** WHAT TO WORK ON **
Look for the word "Peoples" in the entries below, then copy every line that has it.

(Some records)
-- Begin --
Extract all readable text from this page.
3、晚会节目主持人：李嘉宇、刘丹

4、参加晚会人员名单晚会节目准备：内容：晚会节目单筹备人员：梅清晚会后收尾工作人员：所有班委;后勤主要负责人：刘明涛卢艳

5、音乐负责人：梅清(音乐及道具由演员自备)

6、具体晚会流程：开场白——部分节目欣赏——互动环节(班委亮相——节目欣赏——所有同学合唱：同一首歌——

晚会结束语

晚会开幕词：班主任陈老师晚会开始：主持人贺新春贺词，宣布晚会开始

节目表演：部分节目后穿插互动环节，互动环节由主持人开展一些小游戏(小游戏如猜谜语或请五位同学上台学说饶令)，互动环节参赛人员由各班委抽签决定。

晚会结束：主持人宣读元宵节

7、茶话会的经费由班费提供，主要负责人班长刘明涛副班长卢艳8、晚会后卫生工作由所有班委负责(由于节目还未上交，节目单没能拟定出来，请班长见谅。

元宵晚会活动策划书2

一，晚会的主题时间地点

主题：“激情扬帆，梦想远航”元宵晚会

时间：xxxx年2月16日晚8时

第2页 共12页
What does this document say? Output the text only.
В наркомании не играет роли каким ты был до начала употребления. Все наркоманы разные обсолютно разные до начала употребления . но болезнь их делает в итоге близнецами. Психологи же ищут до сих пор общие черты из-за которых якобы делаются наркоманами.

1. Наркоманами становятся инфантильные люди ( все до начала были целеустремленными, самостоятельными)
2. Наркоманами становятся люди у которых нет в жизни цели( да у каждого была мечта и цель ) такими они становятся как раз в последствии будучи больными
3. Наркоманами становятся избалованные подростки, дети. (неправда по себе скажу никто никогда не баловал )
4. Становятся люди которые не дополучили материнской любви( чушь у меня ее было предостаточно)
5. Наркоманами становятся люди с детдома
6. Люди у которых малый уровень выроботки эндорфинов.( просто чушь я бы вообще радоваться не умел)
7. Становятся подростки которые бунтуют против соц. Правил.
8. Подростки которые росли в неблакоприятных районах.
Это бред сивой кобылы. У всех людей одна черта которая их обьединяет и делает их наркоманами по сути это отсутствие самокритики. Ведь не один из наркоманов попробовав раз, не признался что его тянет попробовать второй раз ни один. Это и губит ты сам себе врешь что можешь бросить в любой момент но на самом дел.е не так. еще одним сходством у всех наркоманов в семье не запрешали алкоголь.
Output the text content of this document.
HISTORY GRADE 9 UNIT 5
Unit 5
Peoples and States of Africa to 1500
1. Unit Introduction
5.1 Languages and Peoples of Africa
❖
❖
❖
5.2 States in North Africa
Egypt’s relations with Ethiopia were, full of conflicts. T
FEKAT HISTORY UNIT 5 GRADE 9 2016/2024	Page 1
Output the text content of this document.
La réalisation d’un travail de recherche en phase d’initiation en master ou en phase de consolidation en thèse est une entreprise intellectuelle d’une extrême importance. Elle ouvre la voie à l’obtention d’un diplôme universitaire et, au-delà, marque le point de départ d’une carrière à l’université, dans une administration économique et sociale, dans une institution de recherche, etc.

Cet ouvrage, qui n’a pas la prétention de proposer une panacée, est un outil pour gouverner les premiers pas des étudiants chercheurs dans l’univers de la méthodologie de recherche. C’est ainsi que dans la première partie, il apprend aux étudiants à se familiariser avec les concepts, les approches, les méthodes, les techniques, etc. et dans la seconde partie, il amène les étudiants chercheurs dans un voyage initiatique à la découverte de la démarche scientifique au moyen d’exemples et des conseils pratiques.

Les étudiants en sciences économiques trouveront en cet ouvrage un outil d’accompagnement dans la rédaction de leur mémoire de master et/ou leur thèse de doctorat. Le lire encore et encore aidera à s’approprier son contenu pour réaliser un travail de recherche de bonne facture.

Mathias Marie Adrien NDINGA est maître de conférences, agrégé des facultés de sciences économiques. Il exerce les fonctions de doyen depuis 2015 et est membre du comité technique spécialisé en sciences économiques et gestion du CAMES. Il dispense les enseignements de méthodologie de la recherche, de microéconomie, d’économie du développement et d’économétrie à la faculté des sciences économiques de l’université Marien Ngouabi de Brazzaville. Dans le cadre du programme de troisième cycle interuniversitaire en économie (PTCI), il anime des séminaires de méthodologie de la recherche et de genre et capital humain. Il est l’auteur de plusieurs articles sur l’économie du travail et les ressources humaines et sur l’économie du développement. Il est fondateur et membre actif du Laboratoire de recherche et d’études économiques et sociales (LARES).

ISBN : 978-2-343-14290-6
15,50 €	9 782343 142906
-- End --
** ANSWER TO THIS TASK **
Peoples and States of Africa to 1500
5.1 Languages and Peoples of Africa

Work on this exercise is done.